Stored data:
Start

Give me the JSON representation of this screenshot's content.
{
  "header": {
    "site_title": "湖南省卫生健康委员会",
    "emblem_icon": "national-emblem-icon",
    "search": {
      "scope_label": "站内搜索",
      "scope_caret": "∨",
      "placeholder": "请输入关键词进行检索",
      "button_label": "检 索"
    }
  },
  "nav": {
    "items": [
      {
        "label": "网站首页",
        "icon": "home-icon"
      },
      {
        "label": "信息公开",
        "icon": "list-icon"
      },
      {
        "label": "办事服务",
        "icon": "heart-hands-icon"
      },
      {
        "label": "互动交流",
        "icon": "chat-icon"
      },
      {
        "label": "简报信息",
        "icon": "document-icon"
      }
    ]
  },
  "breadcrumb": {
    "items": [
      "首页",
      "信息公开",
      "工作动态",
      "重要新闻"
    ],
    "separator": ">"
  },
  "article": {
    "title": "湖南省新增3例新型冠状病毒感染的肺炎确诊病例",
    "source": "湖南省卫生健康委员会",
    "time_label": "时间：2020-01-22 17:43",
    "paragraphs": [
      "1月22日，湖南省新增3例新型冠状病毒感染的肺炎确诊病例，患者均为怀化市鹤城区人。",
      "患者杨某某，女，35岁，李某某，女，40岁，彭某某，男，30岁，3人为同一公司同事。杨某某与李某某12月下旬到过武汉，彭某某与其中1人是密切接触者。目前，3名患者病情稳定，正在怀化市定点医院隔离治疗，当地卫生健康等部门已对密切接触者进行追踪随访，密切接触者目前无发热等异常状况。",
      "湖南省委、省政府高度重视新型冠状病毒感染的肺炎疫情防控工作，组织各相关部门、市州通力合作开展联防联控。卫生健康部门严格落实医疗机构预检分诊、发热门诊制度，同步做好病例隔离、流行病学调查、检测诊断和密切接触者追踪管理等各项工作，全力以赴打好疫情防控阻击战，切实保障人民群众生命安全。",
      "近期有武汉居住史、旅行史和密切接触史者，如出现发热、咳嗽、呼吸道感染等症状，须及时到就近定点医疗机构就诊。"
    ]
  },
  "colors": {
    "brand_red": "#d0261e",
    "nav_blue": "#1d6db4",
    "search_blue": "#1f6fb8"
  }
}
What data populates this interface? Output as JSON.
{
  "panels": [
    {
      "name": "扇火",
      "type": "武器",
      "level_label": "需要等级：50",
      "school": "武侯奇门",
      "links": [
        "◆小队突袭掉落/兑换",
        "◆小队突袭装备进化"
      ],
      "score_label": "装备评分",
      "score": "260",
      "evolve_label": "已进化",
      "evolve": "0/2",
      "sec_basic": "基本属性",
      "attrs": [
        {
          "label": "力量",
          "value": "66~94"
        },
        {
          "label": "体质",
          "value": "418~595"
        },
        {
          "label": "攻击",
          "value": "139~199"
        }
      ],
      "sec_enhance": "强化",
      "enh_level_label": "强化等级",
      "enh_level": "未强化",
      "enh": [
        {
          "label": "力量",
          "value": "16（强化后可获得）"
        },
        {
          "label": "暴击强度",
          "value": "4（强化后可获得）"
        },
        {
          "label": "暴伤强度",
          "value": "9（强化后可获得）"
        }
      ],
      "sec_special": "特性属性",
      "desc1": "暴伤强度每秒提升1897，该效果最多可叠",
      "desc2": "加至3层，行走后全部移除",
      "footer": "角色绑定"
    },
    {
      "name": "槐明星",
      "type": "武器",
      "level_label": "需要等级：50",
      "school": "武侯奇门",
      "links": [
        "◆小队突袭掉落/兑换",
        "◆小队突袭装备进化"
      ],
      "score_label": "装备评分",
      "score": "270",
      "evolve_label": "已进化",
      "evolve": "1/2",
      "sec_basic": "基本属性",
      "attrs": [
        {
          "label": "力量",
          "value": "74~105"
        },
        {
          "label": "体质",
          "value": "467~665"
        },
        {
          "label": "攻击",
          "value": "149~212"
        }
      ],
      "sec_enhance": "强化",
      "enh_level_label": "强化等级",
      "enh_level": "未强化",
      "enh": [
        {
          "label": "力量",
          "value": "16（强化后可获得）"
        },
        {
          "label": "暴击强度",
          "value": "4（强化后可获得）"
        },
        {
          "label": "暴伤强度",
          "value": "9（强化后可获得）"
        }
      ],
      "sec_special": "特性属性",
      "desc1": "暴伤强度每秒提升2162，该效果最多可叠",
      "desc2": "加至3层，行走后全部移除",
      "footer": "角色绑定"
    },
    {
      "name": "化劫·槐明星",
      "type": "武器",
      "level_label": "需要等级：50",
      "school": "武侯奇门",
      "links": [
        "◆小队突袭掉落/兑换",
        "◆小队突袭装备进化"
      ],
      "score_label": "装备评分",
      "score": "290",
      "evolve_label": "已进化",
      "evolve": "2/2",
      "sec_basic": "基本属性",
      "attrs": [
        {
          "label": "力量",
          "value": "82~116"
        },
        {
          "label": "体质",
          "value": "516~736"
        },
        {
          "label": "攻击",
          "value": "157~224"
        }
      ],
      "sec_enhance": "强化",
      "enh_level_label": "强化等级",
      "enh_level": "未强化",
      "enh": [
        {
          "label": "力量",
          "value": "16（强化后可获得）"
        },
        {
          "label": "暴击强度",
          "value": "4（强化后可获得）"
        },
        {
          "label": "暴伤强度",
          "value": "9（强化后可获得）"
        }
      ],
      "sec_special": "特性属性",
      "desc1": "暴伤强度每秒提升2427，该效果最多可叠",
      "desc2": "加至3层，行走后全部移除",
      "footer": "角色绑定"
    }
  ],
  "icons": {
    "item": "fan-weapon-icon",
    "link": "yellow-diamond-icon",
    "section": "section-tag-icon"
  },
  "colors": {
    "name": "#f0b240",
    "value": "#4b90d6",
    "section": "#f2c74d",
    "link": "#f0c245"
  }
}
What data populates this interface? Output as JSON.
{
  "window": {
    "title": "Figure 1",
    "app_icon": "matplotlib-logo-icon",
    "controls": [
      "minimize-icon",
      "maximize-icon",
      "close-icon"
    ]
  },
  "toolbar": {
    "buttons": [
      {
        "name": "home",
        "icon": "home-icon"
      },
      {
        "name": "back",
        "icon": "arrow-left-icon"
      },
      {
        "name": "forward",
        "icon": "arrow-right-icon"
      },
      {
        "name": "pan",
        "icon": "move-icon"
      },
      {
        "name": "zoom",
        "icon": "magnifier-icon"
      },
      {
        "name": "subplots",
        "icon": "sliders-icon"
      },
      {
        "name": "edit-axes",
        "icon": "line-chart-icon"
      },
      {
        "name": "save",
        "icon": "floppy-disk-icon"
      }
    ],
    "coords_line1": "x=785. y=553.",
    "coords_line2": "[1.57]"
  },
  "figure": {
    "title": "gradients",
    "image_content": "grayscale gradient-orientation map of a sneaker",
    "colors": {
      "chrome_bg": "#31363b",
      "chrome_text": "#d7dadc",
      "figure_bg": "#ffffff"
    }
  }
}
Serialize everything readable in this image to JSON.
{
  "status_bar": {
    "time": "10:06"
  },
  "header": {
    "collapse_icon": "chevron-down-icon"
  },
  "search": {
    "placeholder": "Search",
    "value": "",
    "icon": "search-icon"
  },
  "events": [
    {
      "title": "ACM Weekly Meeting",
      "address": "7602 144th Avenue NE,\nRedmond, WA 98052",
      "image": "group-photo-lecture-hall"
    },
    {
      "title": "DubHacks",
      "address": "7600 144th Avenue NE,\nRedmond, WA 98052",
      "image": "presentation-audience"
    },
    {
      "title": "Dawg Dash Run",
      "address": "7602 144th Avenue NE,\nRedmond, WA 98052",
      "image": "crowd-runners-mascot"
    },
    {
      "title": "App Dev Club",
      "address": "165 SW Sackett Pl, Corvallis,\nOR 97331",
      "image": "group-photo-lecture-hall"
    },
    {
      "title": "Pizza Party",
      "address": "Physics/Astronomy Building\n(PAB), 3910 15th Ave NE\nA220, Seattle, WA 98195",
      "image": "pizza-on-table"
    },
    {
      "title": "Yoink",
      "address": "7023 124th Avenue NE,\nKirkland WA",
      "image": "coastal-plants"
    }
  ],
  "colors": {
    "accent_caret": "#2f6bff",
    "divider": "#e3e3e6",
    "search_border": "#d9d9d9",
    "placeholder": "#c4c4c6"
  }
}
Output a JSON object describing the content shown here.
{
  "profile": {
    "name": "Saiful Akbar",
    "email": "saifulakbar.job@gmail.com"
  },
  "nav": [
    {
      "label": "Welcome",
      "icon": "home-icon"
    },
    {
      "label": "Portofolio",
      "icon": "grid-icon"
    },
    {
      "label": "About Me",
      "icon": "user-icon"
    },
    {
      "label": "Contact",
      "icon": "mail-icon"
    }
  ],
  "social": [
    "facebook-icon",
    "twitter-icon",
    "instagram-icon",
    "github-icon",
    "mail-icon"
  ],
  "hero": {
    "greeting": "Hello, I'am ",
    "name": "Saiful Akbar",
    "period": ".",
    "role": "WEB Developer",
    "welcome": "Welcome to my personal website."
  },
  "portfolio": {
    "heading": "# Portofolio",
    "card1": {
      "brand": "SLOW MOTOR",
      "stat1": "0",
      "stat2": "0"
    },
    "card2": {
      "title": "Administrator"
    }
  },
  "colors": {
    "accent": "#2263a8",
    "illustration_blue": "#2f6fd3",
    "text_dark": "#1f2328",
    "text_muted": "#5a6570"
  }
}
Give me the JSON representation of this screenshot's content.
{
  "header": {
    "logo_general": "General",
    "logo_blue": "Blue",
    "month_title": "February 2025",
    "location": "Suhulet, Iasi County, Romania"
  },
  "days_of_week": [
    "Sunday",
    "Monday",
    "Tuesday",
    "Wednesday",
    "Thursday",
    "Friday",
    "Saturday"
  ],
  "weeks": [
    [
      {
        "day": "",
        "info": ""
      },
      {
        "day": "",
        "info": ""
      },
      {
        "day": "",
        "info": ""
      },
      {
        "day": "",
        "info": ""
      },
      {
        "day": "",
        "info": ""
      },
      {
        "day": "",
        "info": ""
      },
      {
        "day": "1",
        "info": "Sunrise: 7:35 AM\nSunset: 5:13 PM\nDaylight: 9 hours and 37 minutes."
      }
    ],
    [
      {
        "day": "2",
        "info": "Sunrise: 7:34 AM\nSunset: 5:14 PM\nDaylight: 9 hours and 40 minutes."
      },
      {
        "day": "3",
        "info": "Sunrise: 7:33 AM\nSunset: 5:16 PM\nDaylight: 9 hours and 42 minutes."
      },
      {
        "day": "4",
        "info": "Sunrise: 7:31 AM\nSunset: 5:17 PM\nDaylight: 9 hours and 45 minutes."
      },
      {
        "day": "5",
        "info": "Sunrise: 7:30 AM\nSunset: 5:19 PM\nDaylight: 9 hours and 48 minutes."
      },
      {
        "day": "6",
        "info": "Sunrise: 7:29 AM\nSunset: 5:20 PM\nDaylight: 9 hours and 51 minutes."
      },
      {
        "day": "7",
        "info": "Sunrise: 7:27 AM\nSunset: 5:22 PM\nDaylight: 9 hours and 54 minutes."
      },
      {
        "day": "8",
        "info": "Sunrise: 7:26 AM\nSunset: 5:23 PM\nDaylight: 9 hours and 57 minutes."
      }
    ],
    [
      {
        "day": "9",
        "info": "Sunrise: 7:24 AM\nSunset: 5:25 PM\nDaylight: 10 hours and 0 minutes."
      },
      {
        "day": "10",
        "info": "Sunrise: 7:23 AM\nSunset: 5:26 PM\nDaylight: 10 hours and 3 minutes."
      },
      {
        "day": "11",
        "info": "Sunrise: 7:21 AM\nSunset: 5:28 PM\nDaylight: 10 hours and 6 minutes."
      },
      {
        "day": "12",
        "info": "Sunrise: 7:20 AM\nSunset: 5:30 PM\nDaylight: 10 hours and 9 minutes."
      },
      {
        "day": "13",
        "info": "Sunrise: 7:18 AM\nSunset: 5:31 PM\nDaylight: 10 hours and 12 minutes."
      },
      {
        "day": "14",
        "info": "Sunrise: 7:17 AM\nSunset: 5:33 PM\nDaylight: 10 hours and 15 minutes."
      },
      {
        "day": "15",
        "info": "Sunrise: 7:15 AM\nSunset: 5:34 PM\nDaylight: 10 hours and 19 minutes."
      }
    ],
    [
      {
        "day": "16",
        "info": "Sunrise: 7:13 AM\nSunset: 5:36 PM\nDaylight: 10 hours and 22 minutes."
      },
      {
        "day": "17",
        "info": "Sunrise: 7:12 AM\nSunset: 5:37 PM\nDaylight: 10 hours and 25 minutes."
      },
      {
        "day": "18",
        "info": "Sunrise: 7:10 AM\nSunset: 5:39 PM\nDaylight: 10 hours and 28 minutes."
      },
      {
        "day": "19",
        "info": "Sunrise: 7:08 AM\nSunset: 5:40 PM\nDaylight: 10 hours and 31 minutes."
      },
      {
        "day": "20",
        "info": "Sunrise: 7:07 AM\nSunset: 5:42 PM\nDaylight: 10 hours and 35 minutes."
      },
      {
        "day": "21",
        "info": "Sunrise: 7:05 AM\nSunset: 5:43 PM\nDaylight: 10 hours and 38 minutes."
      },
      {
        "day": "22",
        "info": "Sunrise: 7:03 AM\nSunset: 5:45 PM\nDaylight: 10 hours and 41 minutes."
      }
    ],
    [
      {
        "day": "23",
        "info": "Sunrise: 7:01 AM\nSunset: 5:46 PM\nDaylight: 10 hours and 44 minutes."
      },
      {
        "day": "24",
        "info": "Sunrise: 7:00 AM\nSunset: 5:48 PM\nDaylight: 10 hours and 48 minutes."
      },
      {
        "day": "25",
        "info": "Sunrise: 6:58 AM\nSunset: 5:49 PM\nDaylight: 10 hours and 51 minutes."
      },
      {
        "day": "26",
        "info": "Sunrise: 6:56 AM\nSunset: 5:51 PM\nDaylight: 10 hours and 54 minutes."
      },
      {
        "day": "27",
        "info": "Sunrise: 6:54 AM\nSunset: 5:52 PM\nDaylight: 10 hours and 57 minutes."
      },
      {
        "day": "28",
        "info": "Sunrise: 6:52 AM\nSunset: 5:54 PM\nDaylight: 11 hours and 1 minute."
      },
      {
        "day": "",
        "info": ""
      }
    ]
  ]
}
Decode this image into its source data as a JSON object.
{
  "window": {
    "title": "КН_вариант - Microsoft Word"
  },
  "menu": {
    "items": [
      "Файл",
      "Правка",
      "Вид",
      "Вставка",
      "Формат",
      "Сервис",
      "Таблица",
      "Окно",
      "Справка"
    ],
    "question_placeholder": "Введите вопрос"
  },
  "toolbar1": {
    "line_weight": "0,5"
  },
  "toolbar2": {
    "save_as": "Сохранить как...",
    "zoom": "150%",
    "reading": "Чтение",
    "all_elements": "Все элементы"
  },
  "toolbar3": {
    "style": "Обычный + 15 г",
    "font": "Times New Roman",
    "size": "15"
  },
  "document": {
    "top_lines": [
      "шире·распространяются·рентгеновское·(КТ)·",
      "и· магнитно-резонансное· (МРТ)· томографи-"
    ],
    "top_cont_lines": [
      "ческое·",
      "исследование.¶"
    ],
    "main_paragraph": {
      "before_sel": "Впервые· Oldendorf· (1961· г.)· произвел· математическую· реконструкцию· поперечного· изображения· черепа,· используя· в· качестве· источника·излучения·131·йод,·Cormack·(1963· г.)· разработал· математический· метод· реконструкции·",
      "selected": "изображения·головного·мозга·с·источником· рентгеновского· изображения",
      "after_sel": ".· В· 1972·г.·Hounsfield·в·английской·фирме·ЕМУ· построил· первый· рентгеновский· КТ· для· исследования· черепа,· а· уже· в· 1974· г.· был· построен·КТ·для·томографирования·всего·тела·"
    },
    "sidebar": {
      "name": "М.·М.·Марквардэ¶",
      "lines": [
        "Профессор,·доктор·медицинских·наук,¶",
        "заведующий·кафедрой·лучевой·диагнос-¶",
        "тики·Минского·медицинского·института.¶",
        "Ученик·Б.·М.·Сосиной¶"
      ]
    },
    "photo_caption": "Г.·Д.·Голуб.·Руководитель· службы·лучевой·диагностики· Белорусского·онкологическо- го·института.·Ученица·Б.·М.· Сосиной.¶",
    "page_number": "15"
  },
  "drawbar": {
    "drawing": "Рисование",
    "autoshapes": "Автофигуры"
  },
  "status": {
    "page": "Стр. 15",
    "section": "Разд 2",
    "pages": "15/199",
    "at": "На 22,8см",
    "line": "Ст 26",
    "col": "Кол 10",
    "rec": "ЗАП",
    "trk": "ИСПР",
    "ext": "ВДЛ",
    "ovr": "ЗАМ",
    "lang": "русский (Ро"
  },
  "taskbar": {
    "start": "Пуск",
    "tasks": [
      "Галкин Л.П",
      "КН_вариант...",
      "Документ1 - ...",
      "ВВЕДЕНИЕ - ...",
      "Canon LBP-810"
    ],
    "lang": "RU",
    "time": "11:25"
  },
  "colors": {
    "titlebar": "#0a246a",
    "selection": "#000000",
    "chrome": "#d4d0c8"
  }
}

End

Short problem: Give only the number of lines in the preceding material that contain the string "института".

Answer to this task: 2